• **What you have to do**: Extract all of the data and reproduce it precisely.

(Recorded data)
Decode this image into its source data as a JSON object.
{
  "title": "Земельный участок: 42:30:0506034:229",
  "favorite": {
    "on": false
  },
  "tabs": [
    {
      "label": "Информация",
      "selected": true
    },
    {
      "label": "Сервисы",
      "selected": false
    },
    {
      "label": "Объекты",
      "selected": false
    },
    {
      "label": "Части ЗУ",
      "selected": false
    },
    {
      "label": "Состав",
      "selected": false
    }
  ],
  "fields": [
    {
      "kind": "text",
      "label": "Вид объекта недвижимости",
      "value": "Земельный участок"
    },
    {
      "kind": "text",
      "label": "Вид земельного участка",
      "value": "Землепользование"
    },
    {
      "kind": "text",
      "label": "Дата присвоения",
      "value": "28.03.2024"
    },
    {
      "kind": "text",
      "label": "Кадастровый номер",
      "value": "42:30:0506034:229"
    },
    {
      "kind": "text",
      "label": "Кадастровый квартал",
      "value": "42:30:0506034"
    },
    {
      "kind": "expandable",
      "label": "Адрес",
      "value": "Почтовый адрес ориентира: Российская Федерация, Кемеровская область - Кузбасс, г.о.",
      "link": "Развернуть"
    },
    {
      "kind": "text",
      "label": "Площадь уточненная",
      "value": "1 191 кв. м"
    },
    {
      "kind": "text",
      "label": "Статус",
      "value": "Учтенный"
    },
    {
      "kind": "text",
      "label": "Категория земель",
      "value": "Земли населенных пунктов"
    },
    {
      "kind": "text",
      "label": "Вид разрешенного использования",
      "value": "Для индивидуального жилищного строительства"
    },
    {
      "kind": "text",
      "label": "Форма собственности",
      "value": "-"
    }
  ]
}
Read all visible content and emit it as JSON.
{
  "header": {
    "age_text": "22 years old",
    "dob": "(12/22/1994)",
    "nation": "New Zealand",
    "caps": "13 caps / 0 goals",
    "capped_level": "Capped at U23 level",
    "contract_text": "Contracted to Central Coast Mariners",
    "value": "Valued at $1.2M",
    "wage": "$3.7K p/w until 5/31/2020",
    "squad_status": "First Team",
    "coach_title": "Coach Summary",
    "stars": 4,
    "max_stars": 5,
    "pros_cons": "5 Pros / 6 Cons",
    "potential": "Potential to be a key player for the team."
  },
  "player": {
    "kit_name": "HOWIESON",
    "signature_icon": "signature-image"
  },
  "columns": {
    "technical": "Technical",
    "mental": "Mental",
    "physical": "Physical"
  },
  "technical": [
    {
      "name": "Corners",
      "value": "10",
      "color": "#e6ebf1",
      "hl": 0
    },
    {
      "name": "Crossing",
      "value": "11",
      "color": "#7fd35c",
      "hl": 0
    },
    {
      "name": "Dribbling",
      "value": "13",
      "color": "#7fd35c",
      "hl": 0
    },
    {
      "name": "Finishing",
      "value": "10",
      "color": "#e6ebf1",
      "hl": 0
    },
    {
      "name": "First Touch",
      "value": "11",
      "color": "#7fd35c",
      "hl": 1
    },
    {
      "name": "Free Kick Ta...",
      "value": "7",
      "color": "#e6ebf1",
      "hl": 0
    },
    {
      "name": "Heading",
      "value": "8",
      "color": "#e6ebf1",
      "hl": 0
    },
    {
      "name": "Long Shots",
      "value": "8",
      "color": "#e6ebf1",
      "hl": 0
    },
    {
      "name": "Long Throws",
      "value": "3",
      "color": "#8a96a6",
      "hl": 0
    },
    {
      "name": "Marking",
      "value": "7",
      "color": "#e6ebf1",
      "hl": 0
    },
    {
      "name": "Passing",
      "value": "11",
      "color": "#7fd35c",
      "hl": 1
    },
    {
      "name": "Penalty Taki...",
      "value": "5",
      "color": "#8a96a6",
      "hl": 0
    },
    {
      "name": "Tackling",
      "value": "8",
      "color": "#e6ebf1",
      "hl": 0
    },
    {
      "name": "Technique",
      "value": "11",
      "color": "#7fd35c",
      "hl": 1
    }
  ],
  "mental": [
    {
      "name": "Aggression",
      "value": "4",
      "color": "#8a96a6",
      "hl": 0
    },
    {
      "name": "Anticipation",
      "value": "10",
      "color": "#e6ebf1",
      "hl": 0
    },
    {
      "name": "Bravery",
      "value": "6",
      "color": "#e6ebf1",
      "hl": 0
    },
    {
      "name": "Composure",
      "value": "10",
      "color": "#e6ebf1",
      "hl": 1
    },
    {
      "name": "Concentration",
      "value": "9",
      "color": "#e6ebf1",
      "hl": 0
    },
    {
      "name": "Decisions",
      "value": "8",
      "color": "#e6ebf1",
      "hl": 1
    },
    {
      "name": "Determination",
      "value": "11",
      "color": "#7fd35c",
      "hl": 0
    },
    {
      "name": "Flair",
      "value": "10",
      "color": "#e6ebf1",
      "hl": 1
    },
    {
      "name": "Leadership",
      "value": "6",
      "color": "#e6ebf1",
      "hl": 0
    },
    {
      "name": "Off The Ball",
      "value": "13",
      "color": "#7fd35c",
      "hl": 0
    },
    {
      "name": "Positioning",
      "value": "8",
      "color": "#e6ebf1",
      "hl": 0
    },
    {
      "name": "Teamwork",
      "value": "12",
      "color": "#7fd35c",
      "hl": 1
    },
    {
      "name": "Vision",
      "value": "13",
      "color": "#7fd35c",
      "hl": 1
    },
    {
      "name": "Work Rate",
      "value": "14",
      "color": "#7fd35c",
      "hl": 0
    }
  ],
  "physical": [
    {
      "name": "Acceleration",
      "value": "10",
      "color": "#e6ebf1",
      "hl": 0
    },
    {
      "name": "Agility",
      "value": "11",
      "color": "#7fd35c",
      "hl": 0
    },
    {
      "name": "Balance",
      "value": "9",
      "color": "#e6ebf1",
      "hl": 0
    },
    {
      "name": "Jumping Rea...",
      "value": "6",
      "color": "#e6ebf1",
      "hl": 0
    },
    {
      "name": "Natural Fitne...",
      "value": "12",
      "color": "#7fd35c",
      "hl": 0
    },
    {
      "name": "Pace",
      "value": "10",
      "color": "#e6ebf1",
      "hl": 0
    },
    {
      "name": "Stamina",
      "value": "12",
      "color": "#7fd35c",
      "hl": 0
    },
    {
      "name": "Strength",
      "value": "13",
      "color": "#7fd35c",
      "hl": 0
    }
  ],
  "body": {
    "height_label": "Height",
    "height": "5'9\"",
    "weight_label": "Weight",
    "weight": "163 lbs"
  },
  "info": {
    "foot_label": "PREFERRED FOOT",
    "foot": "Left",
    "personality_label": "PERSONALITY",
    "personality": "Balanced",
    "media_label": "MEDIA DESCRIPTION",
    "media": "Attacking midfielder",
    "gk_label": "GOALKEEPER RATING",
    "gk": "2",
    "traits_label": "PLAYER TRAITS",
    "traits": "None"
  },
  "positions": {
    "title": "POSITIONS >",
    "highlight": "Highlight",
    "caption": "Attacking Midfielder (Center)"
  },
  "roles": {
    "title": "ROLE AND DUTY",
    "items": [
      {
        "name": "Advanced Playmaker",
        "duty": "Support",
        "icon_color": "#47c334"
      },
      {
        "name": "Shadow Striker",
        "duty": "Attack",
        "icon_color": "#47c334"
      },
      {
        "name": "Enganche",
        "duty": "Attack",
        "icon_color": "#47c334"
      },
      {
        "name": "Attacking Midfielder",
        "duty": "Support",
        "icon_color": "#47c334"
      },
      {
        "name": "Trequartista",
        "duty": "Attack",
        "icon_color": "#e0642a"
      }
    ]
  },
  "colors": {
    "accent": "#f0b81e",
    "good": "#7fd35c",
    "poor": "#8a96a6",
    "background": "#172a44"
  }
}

• **Response to the exercise**:
Decode this image into its source data as a JSON object.
{
  "title": "Земельный участок: 42:30:0506034:229",
  "favorite": {
    "on": false
  },
  "tabs": [
    {
      "label": "Информация",
      "selected": true
    },
    {
      "label": "Сервисы",
      "selected": false
    },
    {
      "label": "Объекты",
      "selected": false
    },
    {
      "label": "Части ЗУ",
      "selected": false
    },
    {
      "label": "Состав",
      "selected": false
    }
  ],
  "fields": [
    {
      "kind": "text",
      "label": "Вид объекта недвижимости",
      "value": "Земельный участок"
    },
    {
      "kind": "text",
      "label": "Вид земельного участка",
      "value": "Землепользование"
    },
    {
      "kind": "text",
      "label": "Дата присвоения",
      "value": "28.03.2024"
    },
    {
      "kind": "text",
      "label": "Кадастровый номер",
      "value": "42:30:0506034:229"
    },
    {
      "kind": "text",
      "label": "Кадастровый квартал",
      "value": "42:30:0506034"
    },
    {
      "kind": "expandable",
      "label": "Адрес",
      "value": "Почтовый адрес ориентира: Российская Федерация, Кемеровская область - Кузбасс, г.о.",
      "link": "Развернуть"
    },
    {
      "kind": "text",
      "label": "Площадь уточненная",
      "value": "1 191 кв. м"
    },
    {
      "kind": "text",
      "label": "Статус",
      "value": "Учтенный"
    },
    {
      "kind": "text",
      "label": "Категория земель",
      "value": "Земли населенных пунктов"
    },
    {
      "kind": "text",
      "label": "Вид разрешенного использования",
      "value": "Для индивидуального жилищного строительства"
    },
    {
      "kind": "text",
      "label": "Форма собственности",
      "value": "-"
    }
  ]
}
Read all visible content and emit it as JSON.
{
  "header": {
    "age_text": "22 years old",
    "dob": "(12/22/1994)",
    "nation": "New Zealand",
    "caps": "13 caps / 0 goals",
    "capped_level": "Capped at U23 level",
    "contract_text": "Contracted to Central Coast Mariners",
    "value": "Valued at $1.2M",
    "wage": "$3.7K p/w until 5/31/2020",
    "squad_status": "First Team",
    "coach_title": "Coach Summary",
    "stars": 4,
    "max_stars": 5,
    "pros_cons": "5 Pros / 6 Cons",
    "potential": "Potential to be a key player for the team."
  },
  "player": {
    "kit_name": "HOWIESON",
    "signature_icon": "signature-image"
  },
  "columns": {
    "technical": "Technical",
    "mental": "Mental",
    "physical": "Physical"
  },
  "technical": [
    {
      "name": "Corners",
      "value": "10",
      "color": "#e6ebf1",
      "hl": 0
    },
    {
      "name": "Crossing",
      "value": "11",
      "color": "#7fd35c",
      "hl": 0
    },
    {
      "name": "Dribbling",
      "value": "13",
      "color": "#7fd35c",
      "hl": 0
    },
    {
      "name": "Finishing",
      "value": "10",
      "color": "#e6ebf1",
      "hl": 0
    },
    {
      "name": "First Touch",
      "value": "11",
      "color": "#7fd35c",
      "hl": 1
    },
    {
      "name": "Free Kick Ta...",
      "value": "7",
      "color": "#e6ebf1",
      "hl": 0
    },
    {
      "name": "Heading",
      "value": "8",
      "color": "#e6ebf1",
      "hl": 0
    },
    {
      "name": "Long Shots",
      "value": "8",
      "color": "#e6ebf1",
      "hl": 0
    },
    {
      "name": "Long Throws",
      "value": "3",
      "color": "#8a96a6",
      "hl": 0
    },
    {
      "name": "Marking",
      "value": "7",
      "color": "#e6ebf1",
      "hl": 0
    },
    {
      "name": "Passing",
      "value": "11",
      "color": "#7fd35c",
      "hl": 1
    },
    {
      "name": "Penalty Taki...",
      "value": "5",
      "color": "#8a96a6",
      "hl": 0
    },
    {
      "name": "Tackling",
      "value": "8",
      "color": "#e6ebf1",
      "hl": 0
    },
    {
      "name": "Technique",
      "value": "11",
      "color": "#7fd35c",
      "hl": 1
    }
  ],
  "mental": [
    {
      "name": "Aggression",
      "value": "4",
      "color": "#8a96a6",
      "hl": 0
    },
    {
      "name": "Anticipation",
      "value": "10",
      "color": "#e6ebf1",
      "hl": 0
    },
    {
      "name": "Bravery",
      "value": "6",
      "color": "#e6ebf1",
      "hl": 0
    },
    {
      "name": "Composure",
      "value": "10",
      "color": "#e6ebf1",
      "hl": 1
    },
    {
      "name": "Concentration",
      "value": "9",
      "color": "#e6ebf1",
      "hl": 0
    },
    {
      "name": "Decisions",
      "value": "8",
      "color": "#e6ebf1",
      "hl": 1
    },
    {
      "name": "Determination",
      "value": "11",
      "color": "#7fd35c",
      "hl": 0
    },
    {
      "name": "Flair",
      "value": "10",
      "color": "#e6ebf1",
      "hl": 1
    },
    {
      "name": "Leadership",
      "value": "6",
      "color": "#e6ebf1",
      "hl": 0
    },
    {
      "name": "Off The Ball",
      "value": "13",
      "color": "#7fd35c",
      "hl": 0
    },
    {
      "name": "Positioning",
      "value": "8",
      "color": "#e6ebf1",
      "hl": 0
    },
    {
      "name": "Teamwork",
      "value": "12",
      "color": "#7fd35c",
      "hl": 1
    },
    {
      "name": "Vision",
      "value": "13",
      "color": "#7fd35c",
      "hl": 1
    },
    {
      "name": "Work Rate",
      "value": "14",
      "color": "#7fd35c",
      "hl": 0
    }
  ],
  "physical": [
    {
      "name": "Acceleration",
      "value": "10",
      "color": "#e6ebf1",
      "hl": 0
    },
    {
      "name": "Agility",
      "value": "11",
      "color": "#7fd35c",
      "hl": 0
    },
    {
      "name": "Balance",
      "value": "9",
      "color": "#e6ebf1",
      "hl": 0
    },
    {
      "name": "Jumping Rea...",
      "value": "6",
      "color": "#e6ebf1",
      "hl": 0
    },
    {
      "name": "Natural Fitne...",
      "value": "12",
      "color": "#7fd35c",
      "hl": 0
    },
    {
      "name": "Pace",
      "value": "10",
      "color": "#e6ebf1",
      "hl": 0
    },
    {
      "name": "Stamina",
      "value": "12",
      "color": "#7fd35c",
      "hl": 0
    },
    {
      "name": "Strength",
      "value": "13",
      "color": "#7fd35c",
      "hl": 0
    }
  ],
  "body": {
    "height_label": "Height",
    "height": "5'9\"",
    "weight_label": "Weight",
    "weight": "163 lbs"
  },
  "info": {
    "foot_label": "PREFERRED FOOT",
    "foot": "Left",
    "personality_label": "PERSONALITY",
    "personality": "Balanced",
    "media_label": "MEDIA DESCRIPTION",
    "media": "Attacking midfielder",
    "gk_label": "GOALKEEPER RATING",
    "gk": "2",
    "traits_label": "PLAYER TRAITS",
    "traits": "None"
  },
  "positions": {
    "title": "POSITIONS >",
    "highlight": "Highlight",
    "caption": "Attacking Midfielder (Center)"
  },
  "roles": {
    "title": "ROLE AND DUTY",
    "items": [
      {
        "name": "Advanced Playmaker",
        "duty": "Support",
        "icon_color": "#47c334"
      },
      {
        "name": "Shadow Striker",
        "duty": "Attack",
        "icon_color": "#47c334"
      },
      {
        "name": "Enganche",
        "duty": "Attack",
        "icon_color": "#47c334"
      },
      {
        "name": "Attacking Midfielder",
        "duty": "Support",
        "icon_color": "#47c334"
      },
      {
        "name": "Trequartista",
        "duty": "Attack",
        "icon_color": "#e0642a"
      }
    ]
  },
  "colors": {
    "accent": "#f0b81e",
    "good": "#7fd35c",
    "poor": "#8a96a6",
    "background": "#172a44"
  }
}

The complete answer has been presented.